**Your goal**
Repeat what the lines below say, word for word, and skip every image.

## START Entries

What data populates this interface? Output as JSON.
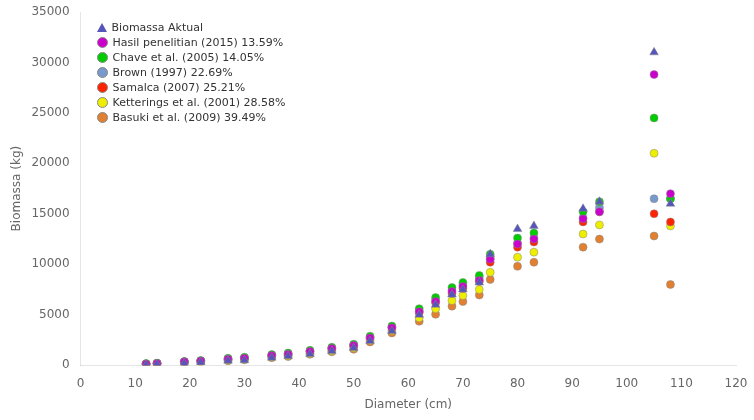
{
  "chart_data": {
    "type": "scatter",
    "xlabel": "Diameter (cm)",
    "ylabel": "Biomassa (kg)",
    "xlim": [
      0,
      120
    ],
    "ylim": [
      0,
      35000
    ],
    "xticks": [
      0,
      10,
      20,
      30,
      40,
      50,
      60,
      70,
      80,
      90,
      100,
      110,
      120
    ],
    "yticks": [
      0,
      5000,
      10000,
      15000,
      20000,
      25000,
      30000,
      35000
    ],
    "grid": false,
    "legend": "upper left",
    "x": [
      12,
      14,
      19,
      22,
      27,
      30,
      35,
      38,
      42,
      46,
      50,
      53,
      57,
      62,
      65,
      68,
      70,
      73,
      75,
      80,
      83,
      92,
      95,
      105,
      108
    ],
    "series": [
      {
        "name": "Biomassa Aktual",
        "color": "#5555bb",
        "marker": "triangle",
        "values": [
          50,
          100,
          200,
          300,
          450,
          500,
          750,
          900,
          1100,
          1400,
          1700,
          2400,
          3400,
          5000,
          6000,
          7000,
          7500,
          8200,
          11000,
          13500,
          13800,
          15500,
          16200,
          31000,
          16000
        ]
      },
      {
        "name": "Hasil penelitian (2015) 13.59%",
        "color": "#cc00cc",
        "marker": "circle",
        "values": [
          130,
          180,
          330,
          420,
          600,
          700,
          950,
          1080,
          1350,
          1650,
          1950,
          2700,
          3700,
          5300,
          6300,
          7300,
          7800,
          8400,
          10500,
          12000,
          12500,
          14500,
          15200,
          28800,
          17000
        ]
      },
      {
        "name": "Chave et al. (2005) 14.05%",
        "color": "#00cc00",
        "marker": "circle",
        "values": [
          160,
          210,
          370,
          460,
          680,
          780,
          1050,
          1200,
          1470,
          1780,
          2080,
          2880,
          3880,
          5600,
          6700,
          7700,
          8200,
          8900,
          11000,
          12600,
          13100,
          15200,
          16200,
          24500,
          16500
        ]
      },
      {
        "name": "Brown (1997) 22.69%",
        "color": "#7799cc",
        "marker": "circle",
        "values": [
          140,
          190,
          350,
          440,
          640,
          740,
          1000,
          1140,
          1400,
          1700,
          2000,
          2790,
          3790,
          5400,
          6450,
          7450,
          7950,
          8650,
          10600,
          12100,
          12600,
          14600,
          15600,
          16500,
          16500
        ]
      },
      {
        "name": "Samalca (2007) 25.21%",
        "color": "#ff2200",
        "marker": "circle",
        "values": [
          120,
          170,
          330,
          420,
          610,
          710,
          960,
          1090,
          1350,
          1640,
          1940,
          2720,
          3710,
          5200,
          6200,
          7100,
          7600,
          8300,
          10200,
          11700,
          12200,
          14200,
          15200,
          15000,
          14200
        ]
      },
      {
        "name": "Ketterings et al. (2001) 28.58%",
        "color": "#eeee00",
        "marker": "circle",
        "values": [
          100,
          140,
          270,
          340,
          490,
          580,
          820,
          940,
          1170,
          1440,
          1720,
          2480,
          3430,
          4700,
          5600,
          6400,
          6900,
          7500,
          9200,
          10700,
          11200,
          13000,
          13900,
          21000,
          13800
        ]
      },
      {
        "name": "Basuki et al. (2009) 39.49%",
        "color": "#e08030",
        "marker": "circle",
        "values": [
          90,
          130,
          240,
          310,
          450,
          530,
          750,
          860,
          1080,
          1330,
          1580,
          2300,
          3200,
          4350,
          5050,
          5850,
          6300,
          6950,
          8500,
          9800,
          10200,
          11700,
          12500,
          12800,
          8000
        ]
      }
    ]
  }
}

## END Entries

**Output for this task**
What data populates this interface? Output as JSON.
{
  "chart_data": {
    "type": "scatter",
    "xlabel": "Diameter (cm)",
    "ylabel": "Biomassa (kg)",
    "xlim": [
      0,
      120
    ],
    "ylim": [
      0,
      35000
    ],
    "xticks": [
      0,
      10,
      20,
      30,
      40,
      50,
      60,
      70,
      80,
      90,
      100,
      110,
      120
    ],
    "yticks": [
      0,
      5000,
      10000,
      15000,
      20000,
      25000,
      30000,
      35000
    ],
    "grid": false,
    "legend": "upper left",
    "x": [
      12,
      14,
      19,
      22,
      27,
      30,
      35,
      38,
      42,
      46,
      50,
      53,
      57,
      62,
      65,
      68,
      70,
      73,
      75,
      80,
      83,
      92,
      95,
      105,
      108
    ],
    "series": [
      {
        "name": "Biomassa Aktual",
        "color": "#5555bb",
        "marker": "triangle",
        "values": [
          50,
          100,
          200,
          300,
          450,
          500,
          750,
          900,
          1100,
          1400,
          1700,
          2400,
          3400,
          5000,
          6000,
          7000,
          7500,
          8200,
          11000,
          13500,
          13800,
          15500,
          16200,
          31000,
          16000
        ]
      },
      {
        "name": "Hasil penelitian (2015) 13.59%",
        "color": "#cc00cc",
        "marker": "circle",
        "values": [
          130,
          180,
          330,
          420,
          600,
          700,
          950,
          1080,
          1350,
          1650,
          1950,
          2700,
          3700,
          5300,
          6300,
          7300,
          7800,
          8400,
          10500,
          12000,
          12500,
          14500,
          15200,
          28800,
          17000
        ]
      },
      {
        "name": "Chave et al. (2005) 14.05%",
        "color": "#00cc00",
        "marker": "circle",
        "values": [
          160,
          210,
          370,
          460,
          680,
          780,
          1050,
          1200,
          1470,
          1780,
          2080,
          2880,
          3880,
          5600,
          6700,
          7700,
          8200,
          8900,
          11000,
          12600,
          13100,
          15200,
          16200,
          24500,
          16500
        ]
      },
      {
        "name": "Brown (1997) 22.69%",
        "color": "#7799cc",
        "marker": "circle",
        "values": [
          140,
          190,
          350,
          440,
          640,
          740,
          1000,
          1140,
          1400,
          1700,
          2000,
          2790,
          3790,
          5400,
          6450,
          7450,
          7950,
          8650,
          10600,
          12100,
          12600,
          14600,
          15600,
          16500,
          16500
        ]
      },
      {
        "name": "Samalca (2007) 25.21%",
        "color": "#ff2200",
        "marker": "circle",
        "values": [
          120,
          170,
          330,
          420,
          610,
          710,
          960,
          1090,
          1350,
          1640,
          1940,
          2720,
          3710,
          5200,
          6200,
          7100,
          7600,
          8300,
          10200,
          11700,
          12200,
          14200,
          15200,
          15000,
          14200
        ]
      },
      {
        "name": "Ketterings et al. (2001) 28.58%",
        "color": "#eeee00",
        "marker": "circle",
        "values": [
          100,
          140,
          270,
          340,
          490,
          580,
          820,
          940,
          1170,
          1440,
          1720,
          2480,
          3430,
          4700,
          5600,
          6400,
          6900,
          7500,
          9200,
          10700,
          11200,
          13000,
          13900,
          21000,
          13800
        ]
      },
      {
        "name": "Basuki et al. (2009) 39.49%",
        "color": "#e08030",
        "marker": "circle",
        "values": [
          90,
          130,
          240,
          310,
          450,
          530,
          750,
          860,
          1080,
          1330,
          1580,
          2300,
          3200,
          4350,
          5050,
          5850,
          6300,
          6950,
          8500,
          9800,
          10200,
          11700,
          12500,
          12800,
          8000
        ]
      }
    ]
  }
}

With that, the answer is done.